• Information provided
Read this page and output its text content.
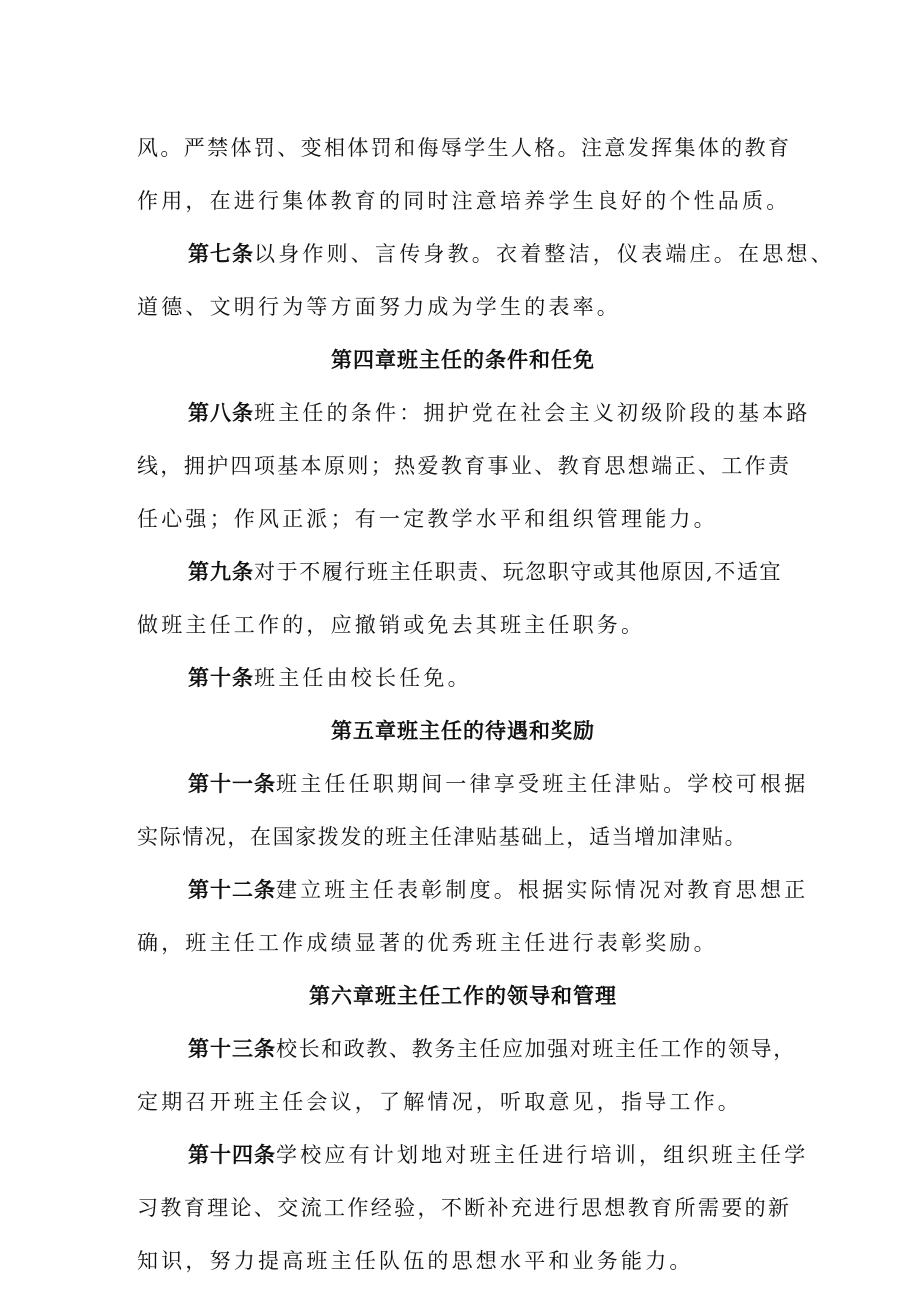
风。严禁体罚、变相体罚和侮辱学生人格。注意发挥集体的教育
作用，在进行集体教育的同时注意培养学生良好的个性品质。
第七条以身作则、言传身教。衣着整洁，仪表端庄。在思想、
道德、文明行为等方面努力成为学生的表率。
第四章班主任的条件和任免
第八条班主任的条件：拥护党在社会主义初级阶段的基本路
线，拥护四项基本原则；热爱教育事业、教育思想端正、工作责
任心强；作风正派；有一定教学水平和组织管理能力。
第九条对于不履行班主任职责、玩忽职守或其他原因,不适宜
做班主任工作的，应撤销或免去其班主任职务。
第十条班主任由校长任免。
第五章班主任的待遇和奖励
第十一条班主任任职期间一律享受班主任津贴。学校可根据
实际情况，在国家拨发的班主任津贴基础上，适当增加津贴。
第十二条建立班主任表彰制度。根据实际情况对教育思想正
确，班主任工作成绩显著的优秀班主任进行表彰奖励。
第六章班主任工作的领导和管理
第十三条校长和政教、教务主任应加强对班主任工作的领导，
定期召开班主任会议，了解情况，听取意见，指导工作。
第十四条学校应有计划地对班主任进行培训，组织班主任学
习教育理论、交流工作经验，不断补充进行思想教育所需要的新
知识，努力提高班主任队伍的思想水平和业务能力。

• Problem statement
Extract all the data above exactly, excluding every picture.

• Response below
Read this page and output its text content.
风。严禁体罚、变相体罚和侮辱学生人格。注意发挥集体的教育
作用，在进行集体教育的同时注意培养学生良好的个性品质。
第七条以身作则、言传身教。衣着整洁，仪表端庄。在思想、
道德、文明行为等方面努力成为学生的表率。
第四章班主任的条件和任免
第八条班主任的条件：拥护党在社会主义初级阶段的基本路
线，拥护四项基本原则；热爱教育事业、教育思想端正、工作责
任心强；作风正派；有一定教学水平和组织管理能力。
第九条对于不履行班主任职责、玩忽职守或其他原因,不适宜
做班主任工作的，应撤销或免去其班主任职务。
第十条班主任由校长任免。
第五章班主任的待遇和奖励
第十一条班主任任职期间一律享受班主任津贴。学校可根据
实际情况，在国家拨发的班主任津贴基础上，适当增加津贴。
第十二条建立班主任表彰制度。根据实际情况对教育思想正
确，班主任工作成绩显著的优秀班主任进行表彰奖励。
第六章班主任工作的领导和管理
第十三条校长和政教、教务主任应加强对班主任工作的领导，
定期召开班主任会议，了解情况，听取意见，指导工作。
第十四条学校应有计划地对班主任进行培训，组织班主任学
习教育理论、交流工作经验，不断补充进行思想教育所需要的新
知识，努力提高班主任队伍的思想水平和业务能力。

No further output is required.